• [AIM OF THE EXERCISE] Transcribe all records exactly.

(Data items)
╭──

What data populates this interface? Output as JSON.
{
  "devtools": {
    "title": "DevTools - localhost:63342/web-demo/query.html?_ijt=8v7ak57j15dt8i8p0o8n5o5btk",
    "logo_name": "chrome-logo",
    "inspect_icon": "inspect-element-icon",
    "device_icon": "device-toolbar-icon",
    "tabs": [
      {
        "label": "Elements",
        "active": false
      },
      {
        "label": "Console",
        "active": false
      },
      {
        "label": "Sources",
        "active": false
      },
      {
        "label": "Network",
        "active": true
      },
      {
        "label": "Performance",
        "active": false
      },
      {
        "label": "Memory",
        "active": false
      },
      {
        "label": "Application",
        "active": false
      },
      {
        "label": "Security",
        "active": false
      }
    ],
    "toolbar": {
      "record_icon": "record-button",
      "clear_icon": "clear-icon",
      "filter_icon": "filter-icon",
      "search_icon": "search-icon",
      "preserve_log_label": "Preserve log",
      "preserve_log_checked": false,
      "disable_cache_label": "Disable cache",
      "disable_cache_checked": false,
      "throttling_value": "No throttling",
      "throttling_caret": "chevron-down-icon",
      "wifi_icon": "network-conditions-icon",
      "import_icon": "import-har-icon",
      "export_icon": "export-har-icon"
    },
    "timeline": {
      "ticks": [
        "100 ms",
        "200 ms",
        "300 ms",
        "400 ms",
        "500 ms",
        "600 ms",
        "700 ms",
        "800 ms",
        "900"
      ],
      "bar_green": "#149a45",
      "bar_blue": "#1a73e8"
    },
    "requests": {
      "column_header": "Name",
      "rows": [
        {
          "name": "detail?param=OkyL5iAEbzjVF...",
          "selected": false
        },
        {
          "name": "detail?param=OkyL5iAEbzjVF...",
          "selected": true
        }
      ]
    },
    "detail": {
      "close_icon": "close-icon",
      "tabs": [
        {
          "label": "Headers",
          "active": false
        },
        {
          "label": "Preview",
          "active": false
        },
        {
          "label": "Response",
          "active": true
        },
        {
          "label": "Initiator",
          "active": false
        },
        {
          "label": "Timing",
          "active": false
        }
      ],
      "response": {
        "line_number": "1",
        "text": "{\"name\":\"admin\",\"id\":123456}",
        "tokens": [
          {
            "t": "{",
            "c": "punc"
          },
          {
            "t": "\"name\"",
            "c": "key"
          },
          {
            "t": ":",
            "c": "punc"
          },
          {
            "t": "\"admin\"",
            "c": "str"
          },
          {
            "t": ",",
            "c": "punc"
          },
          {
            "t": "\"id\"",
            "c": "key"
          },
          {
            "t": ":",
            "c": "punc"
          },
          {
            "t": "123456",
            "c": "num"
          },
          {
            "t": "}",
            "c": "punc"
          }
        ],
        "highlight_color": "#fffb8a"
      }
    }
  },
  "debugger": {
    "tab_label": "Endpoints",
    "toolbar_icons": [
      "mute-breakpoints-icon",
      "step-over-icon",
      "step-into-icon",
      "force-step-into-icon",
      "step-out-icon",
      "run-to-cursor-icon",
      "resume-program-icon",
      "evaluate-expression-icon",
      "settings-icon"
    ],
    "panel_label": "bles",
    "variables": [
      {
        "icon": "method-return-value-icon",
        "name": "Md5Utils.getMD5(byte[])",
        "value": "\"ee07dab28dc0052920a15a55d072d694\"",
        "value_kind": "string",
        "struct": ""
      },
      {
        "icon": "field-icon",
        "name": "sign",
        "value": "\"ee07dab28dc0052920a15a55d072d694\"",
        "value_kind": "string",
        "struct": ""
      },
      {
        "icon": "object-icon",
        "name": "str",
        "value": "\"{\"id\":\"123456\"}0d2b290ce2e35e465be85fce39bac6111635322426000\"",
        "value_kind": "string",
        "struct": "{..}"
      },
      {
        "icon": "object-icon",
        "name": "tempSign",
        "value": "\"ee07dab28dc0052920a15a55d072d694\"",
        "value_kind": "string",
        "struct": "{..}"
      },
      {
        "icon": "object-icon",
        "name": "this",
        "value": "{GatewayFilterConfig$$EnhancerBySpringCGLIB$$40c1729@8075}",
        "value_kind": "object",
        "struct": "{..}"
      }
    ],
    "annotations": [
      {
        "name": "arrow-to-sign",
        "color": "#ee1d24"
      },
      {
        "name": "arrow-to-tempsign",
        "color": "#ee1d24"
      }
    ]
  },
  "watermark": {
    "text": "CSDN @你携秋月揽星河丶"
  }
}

╰──

• [RESULT FOR THIS EXERCISE]
What data populates this interface? Output as JSON.
{
  "devtools": {
    "title": "DevTools - localhost:63342/web-demo/query.html?_ijt=8v7ak57j15dt8i8p0o8n5o5btk",
    "logo_name": "chrome-logo",
    "inspect_icon": "inspect-element-icon",
    "device_icon": "device-toolbar-icon",
    "tabs": [
      {
        "label": "Elements",
        "active": false
      },
      {
        "label": "Console",
        "active": false
      },
      {
        "label": "Sources",
        "active": false
      },
      {
        "label": "Network",
        "active": true
      },
      {
        "label": "Performance",
        "active": false
      },
      {
        "label": "Memory",
        "active": false
      },
      {
        "label": "Application",
        "active": false
      },
      {
        "label": "Security",
        "active": false
      }
    ],
    "toolbar": {
      "record_icon": "record-button",
      "clear_icon": "clear-icon",
      "filter_icon": "filter-icon",
      "search_icon": "search-icon",
      "preserve_log_label": "Preserve log",
      "preserve_log_checked": false,
      "disable_cache_label": "Disable cache",
      "disable_cache_checked": false,
      "throttling_value": "No throttling",
      "throttling_caret": "chevron-down-icon",
      "wifi_icon": "network-conditions-icon",
      "import_icon": "import-har-icon",
      "export_icon": "export-har-icon"
    },
    "timeline": {
      "ticks": [
        "100 ms",
        "200 ms",
        "300 ms",
        "400 ms",
        "500 ms",
        "600 ms",
        "700 ms",
        "800 ms",
        "900"
      ],
      "bar_green": "#149a45",
      "bar_blue": "#1a73e8"
    },
    "requests": {
      "column_header": "Name",
      "rows": [
        {
          "name": "detail?param=OkyL5iAEbzjVF...",
          "selected": false
        },
        {
          "name": "detail?param=OkyL5iAEbzjVF...",
          "selected": true
        }
      ]
    },
    "detail": {
      "close_icon": "close-icon",
      "tabs": [
        {
          "label": "Headers",
          "active": false
        },
        {
          "label": "Preview",
          "active": false
        },
        {
          "label": "Response",
          "active": true
        },
        {
          "label": "Initiator",
          "active": false
        },
        {
          "label": "Timing",
          "active": false
        }
      ],
      "response": {
        "line_number": "1",
        "text": "{\"name\":\"admin\",\"id\":123456}",
        "tokens": [
          {
            "t": "{",
            "c": "punc"
          },
          {
            "t": "\"name\"",
            "c": "key"
          },
          {
            "t": ":",
            "c": "punc"
          },
          {
            "t": "\"admin\"",
            "c": "str"
          },
          {
            "t": ",",
            "c": "punc"
          },
          {
            "t": "\"id\"",
            "c": "key"
          },
          {
            "t": ":",
            "c": "punc"
          },
          {
            "t": "123456",
            "c": "num"
          },
          {
            "t": "}",
            "c": "punc"
          }
        ],
        "highlight_color": "#fffb8a"
      }
    }
  },
  "debugger": {
    "tab_label": "Endpoints",
    "toolbar_icons": [
      "mute-breakpoints-icon",
      "step-over-icon",
      "step-into-icon",
      "force-step-into-icon",
      "step-out-icon",
      "run-to-cursor-icon",
      "resume-program-icon",
      "evaluate-expression-icon",
      "settings-icon"
    ],
    "panel_label": "bles",
    "variables": [
      {
        "icon": "method-return-value-icon",
        "name": "Md5Utils.getMD5(byte[])",
        "value": "\"ee07dab28dc0052920a15a55d072d694\"",
        "value_kind": "string",
        "struct": ""
      },
      {
        "icon": "field-icon",
        "name": "sign",
        "value": "\"ee07dab28dc0052920a15a55d072d694\"",
        "value_kind": "string",
        "struct": ""
      },
      {
        "icon": "object-icon",
        "name": "str",
        "value": "\"{\"id\":\"123456\"}0d2b290ce2e35e465be85fce39bac6111635322426000\"",
        "value_kind": "string",
        "struct": "{..}"
      },
      {
        "icon": "object-icon",
        "name": "tempSign",
        "value": "\"ee07dab28dc0052920a15a55d072d694\"",
        "value_kind": "string",
        "struct": "{..}"
      },
      {
        "icon": "object-icon",
        "name": "this",
        "value": "{GatewayFilterConfig$$EnhancerBySpringCGLIB$$40c1729@8075}",
        "value_kind": "object",
        "struct": "{..}"
      }
    ],
    "annotations": [
      {
        "name": "arrow-to-sign",
        "color": "#ee1d24"
      },
      {
        "name": "arrow-to-tempsign",
        "color": "#ee1d24"
      }
    ]
  },
  "watermark": {
    "text": "CSDN @你携秋月揽星河丶"
  }
}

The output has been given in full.